■ GIVEN TASK A ■
Turn the stretch of the rows from the line containing "footer credit: Create" through the line containing "text: left label: Enter" into a numbered list, leaving out any blank lines.

■ EXTRACTED TEXT ■
* START *
Guille Ojeda for AWS Community Builders

Posted on Aug 18, 2023 • Edited on Aug 19, 2023 • Originally published at newsletter.simpleaws.dev

AWS Lambda in a VPC

#aws #cloud #serverless #networking

Note: This content was originally published at the Simple AWS newsletter. Understand the Why behind AWS Solutions. Subscribe for free! 3000 engineers and tech experts already have.

Use case: Secure access to RDS and Secrets Manager from a Lambda function

Scenario

You've deployed a database in RDS and a Lambda function that needs to talk to that database. You've read our previous issue with 20 tips for Lambda, and you learned to put the database password in Secrets Manager. Then you put the Lambda in the database VPC, and everything broke.

Services

Lambda: Serverless compute. We won't dive deep, we've done that already.
RDS: Managed Relational Database Service. We've also talked about this in a previous issue.
Secrets Manager: A service where you store encrypted strings (like passwords) and access them securely.
VPC: A virtual network where your RDS instance is placed. Here's where we'll put our focus.

Solution

Note: If you're actually facing this scenario, these steps will cause downtime. I wrote them in this order to make it easier to understand the final solution, but if you need to fix this specific problem, let me know and I'll help you.

What it looks like

Step by step instructions

First, we're going to “put the Lambda in the VPC”. To do that, go to the Lambda service, choose your Lambda, click on Configuration, on the left click VPC, and click Edit. Select your VPC, pick a few subnets, a Security Group (we'll get back to security groups) and click Save.
* END *
■ ROWS ■
* START *
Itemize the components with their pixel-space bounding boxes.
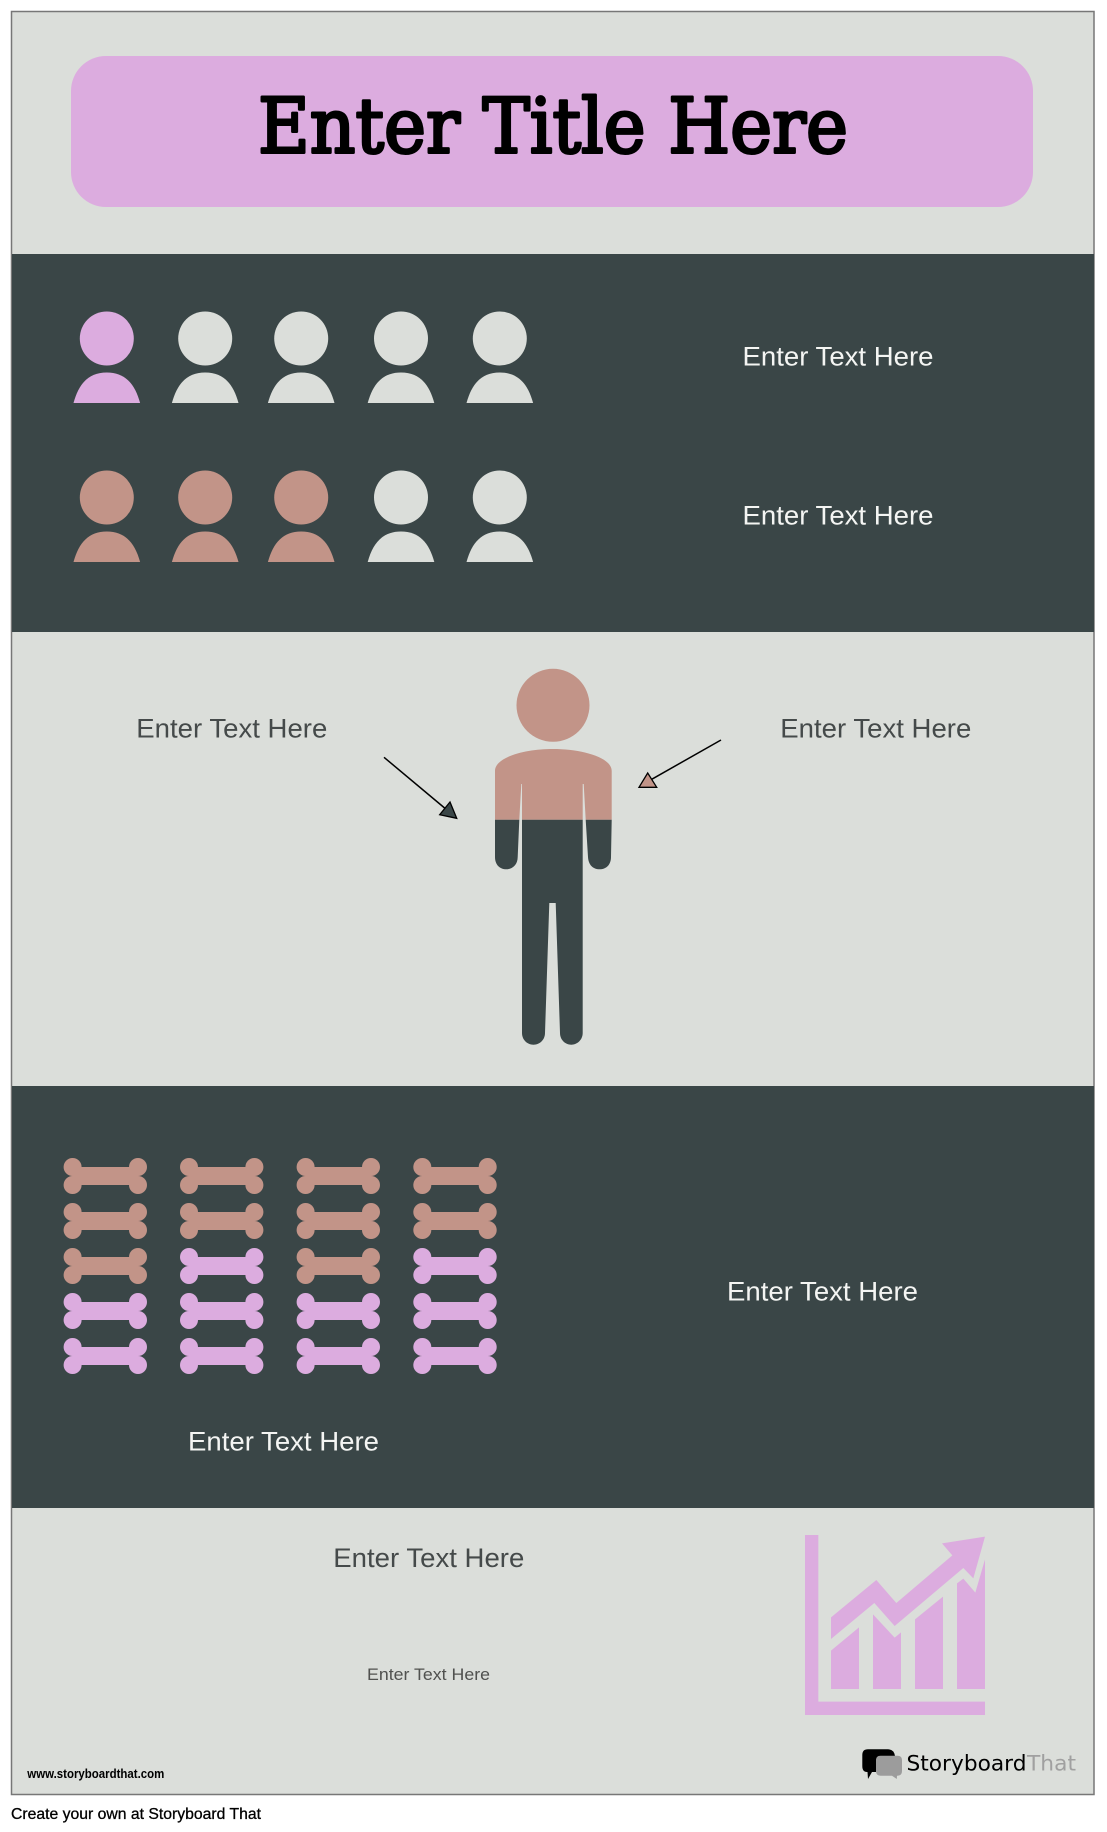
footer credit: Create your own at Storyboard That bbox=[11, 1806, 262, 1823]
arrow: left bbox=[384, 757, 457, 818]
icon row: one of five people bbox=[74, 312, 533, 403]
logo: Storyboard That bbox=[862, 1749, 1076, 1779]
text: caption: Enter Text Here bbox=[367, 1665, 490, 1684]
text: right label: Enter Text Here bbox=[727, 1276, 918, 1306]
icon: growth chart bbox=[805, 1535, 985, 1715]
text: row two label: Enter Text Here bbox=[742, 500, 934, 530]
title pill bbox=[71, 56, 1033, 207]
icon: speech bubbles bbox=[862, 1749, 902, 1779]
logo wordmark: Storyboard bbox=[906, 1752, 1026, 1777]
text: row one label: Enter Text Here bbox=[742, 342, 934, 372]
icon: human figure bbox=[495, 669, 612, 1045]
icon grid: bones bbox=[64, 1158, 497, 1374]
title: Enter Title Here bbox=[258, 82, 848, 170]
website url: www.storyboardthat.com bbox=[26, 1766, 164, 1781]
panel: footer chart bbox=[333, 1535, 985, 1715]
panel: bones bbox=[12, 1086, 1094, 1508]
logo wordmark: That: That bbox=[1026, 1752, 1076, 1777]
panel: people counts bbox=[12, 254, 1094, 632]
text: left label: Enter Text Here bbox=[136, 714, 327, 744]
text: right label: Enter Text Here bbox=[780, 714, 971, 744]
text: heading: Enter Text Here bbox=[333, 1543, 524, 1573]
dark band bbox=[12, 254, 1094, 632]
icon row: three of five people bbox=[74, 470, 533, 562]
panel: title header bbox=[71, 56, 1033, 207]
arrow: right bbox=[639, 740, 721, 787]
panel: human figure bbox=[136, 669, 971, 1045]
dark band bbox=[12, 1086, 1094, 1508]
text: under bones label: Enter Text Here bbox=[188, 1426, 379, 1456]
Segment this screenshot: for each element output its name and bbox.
* END *
■ GIVEN TASK B ■
In the article on AWS Lambda in a VPC, which service does the scenario say you learned to put the database password in?

■ PROBLEM SOLUTION A ■
1. footer credit: Create your own at Storyboard That bbox=[11, 1806, 262, 1823]
2. arrow: left bbox=[384, 757, 457, 818]
3. icon row: one of five people bbox=[74, 312, 533, 403]
4. logo: Storyboard That bbox=[862, 1749, 1076, 1779]
5. text: caption: Enter Text Here bbox=[367, 1665, 490, 1684]
6. text: right label: Enter Text Here bbox=[727, 1276, 918, 1306]
7. icon: growth chart bbox=[805, 1535, 985, 1715]
8. text: row two label: Enter Text Here bbox=[742, 500, 934, 530]
9. title pill bbox=[71, 56, 1033, 207]
10. icon: speech bubbles bbox=[862, 1749, 902, 1779]
11. logo wordmark: Storyboard bbox=[906, 1752, 1026, 1777]
12. text: row one label: Enter Text Here bbox=[742, 342, 934, 372]
13. icon: human figure bbox=[495, 669, 612, 1045]
14. icon grid: bones bbox=[64, 1158, 497, 1374]
15. title: Enter Title Here bbox=[258, 82, 848, 170]
16. website url: www.storyboardthat.com bbox=[26, 1766, 164, 1781]
17. panel: footer chart bbox=[333, 1535, 985, 1715]
18. panel: bones bbox=[12, 1086, 1094, 1508]
19. logo wordmark: That: That bbox=[1026, 1752, 1076, 1777]
20. panel: people counts bbox=[12, 254, 1094, 632]
21. text: left label: Enter Text Here bbox=[136, 714, 327, 744]

■ PROBLEM SOLUTION B ■
Secrets Manager.